(Part of a data file)
>> Start

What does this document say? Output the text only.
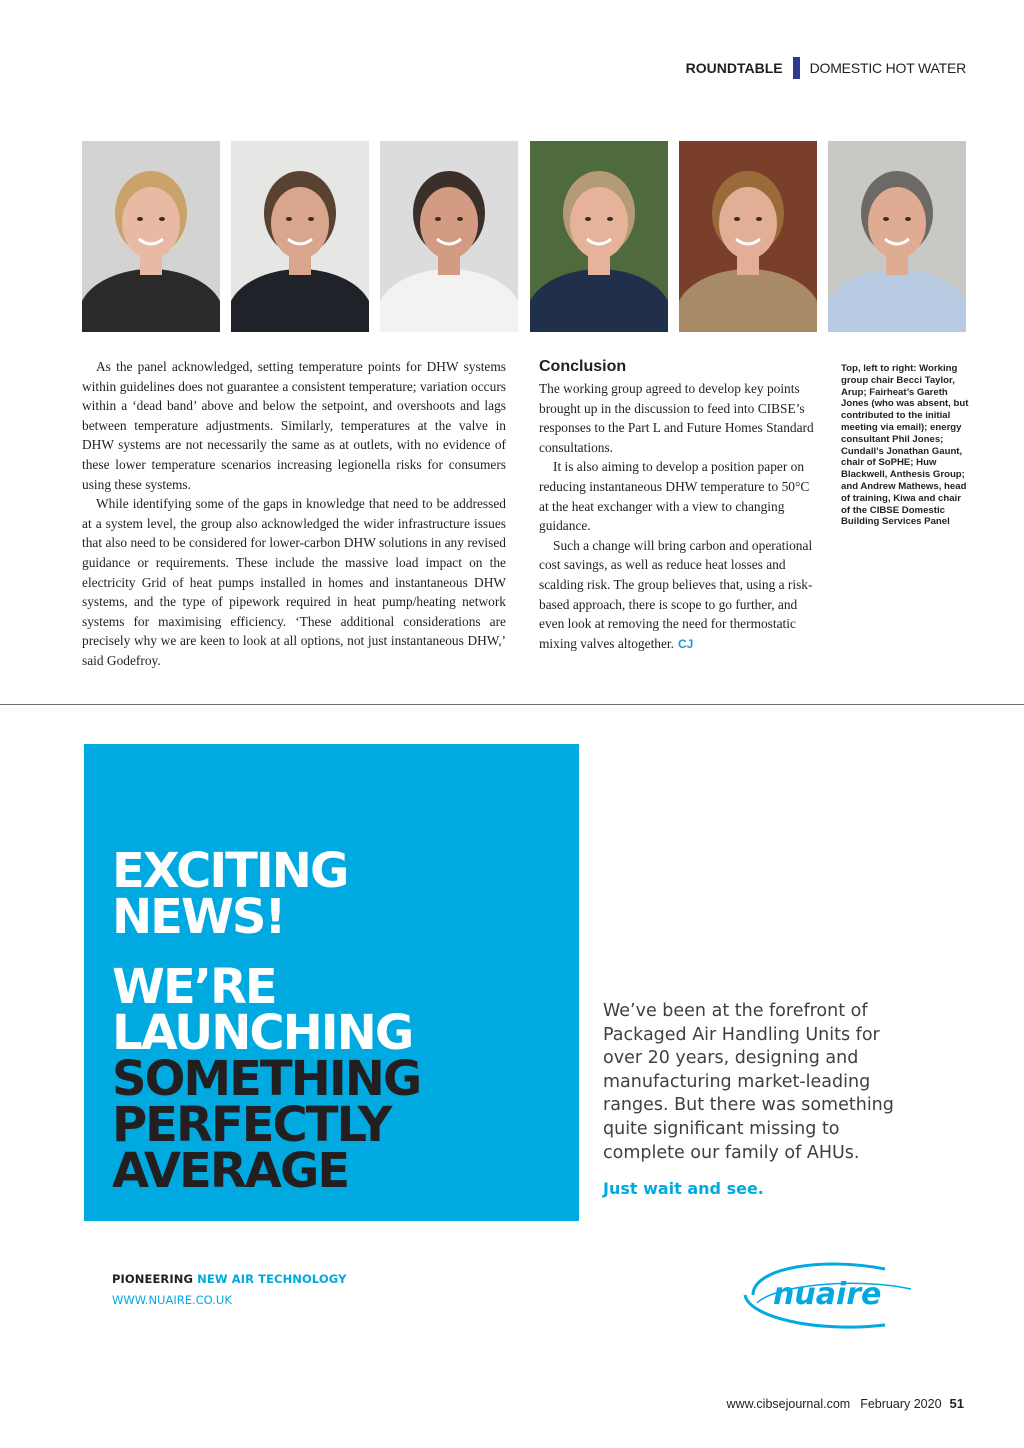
ROUNDTABLE DOMESTIC HOT WATER

As the panel acknowledged, setting temperature points for DHW systems within guidelines does not guarantee a consistent temperature; variation occurs within a ‘dead band’ above and below the setpoint, and overshoots and lags between temperature adjustments. Similarly, temperatures at the valve in DHW systems are not necessarily the same as at outlets, with no evidence of these lower temperature scenarios increasing legionella risks for consumers using these systems.

While identifying some of the gaps in knowledge that need to be addressed at a system level, the group also acknowledged the wider infrastructure issues that also need to be considered for lower-carbon DHW solutions in any revised guidance or requirements. These include the massive load impact on the electricity Grid of heat pumps installed in homes and instantaneous DHW systems, and the type of pipework required in heat pump/heating network systems for maximising efficiency. ‘These additional considerations are precisely why we are keen to look at all options, not just instantaneous DHW,’ said Godefroy.

Conclusion

The working group agreed to develop key points brought up in the discussion to feed into CIBSE’s responses to the Part L and Future Homes Standard consultations.

It is also aiming to develop a position paper on reducing instantaneous DHW temperature to 50°C at the heat exchanger with a view to changing guidance.

Such a change will bring carbon and operational cost savings, as well as reduce heat losses and scalding risk. The group believes that, using a risk-based approach, there is scope to go further, and even look at removing the need for thermostatic mixing valves altogether. CJ

Top, left to right: Working group chair Becci Taylor, Arup; Fairheat’s Gareth Jones (who was absent, but contributed to the initial meeting via email); energy consultant Phil Jones; Cundall’s Jonathan Gaunt, chair of SoPHE; Huw Blackwell, Anthesis Group; and Andrew Mathews, head of training, Kiwa and chair of the CIBSE Domestic Building Services Panel
EXCITING
NEWS!
WE’RE
LAUNCHING
SOMETHING
PERFECTLY
AVERAGE
We’ve been at the forefront of Packaged Air Handling Units for over 20 years, designing and manufacturing market-leading ranges. But there was something quite significant missing to complete our family of AHUs.
Just wait and see.
PIONEERING NEW AIR TECHNOLOGY
WWW.NUAIRE.CO.UK	nuaire
www.cibsejournal.com February 2020 51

>> End

** Brief **
Compute how many lines include the string "look", then give that number by itself.

** Written answer **
2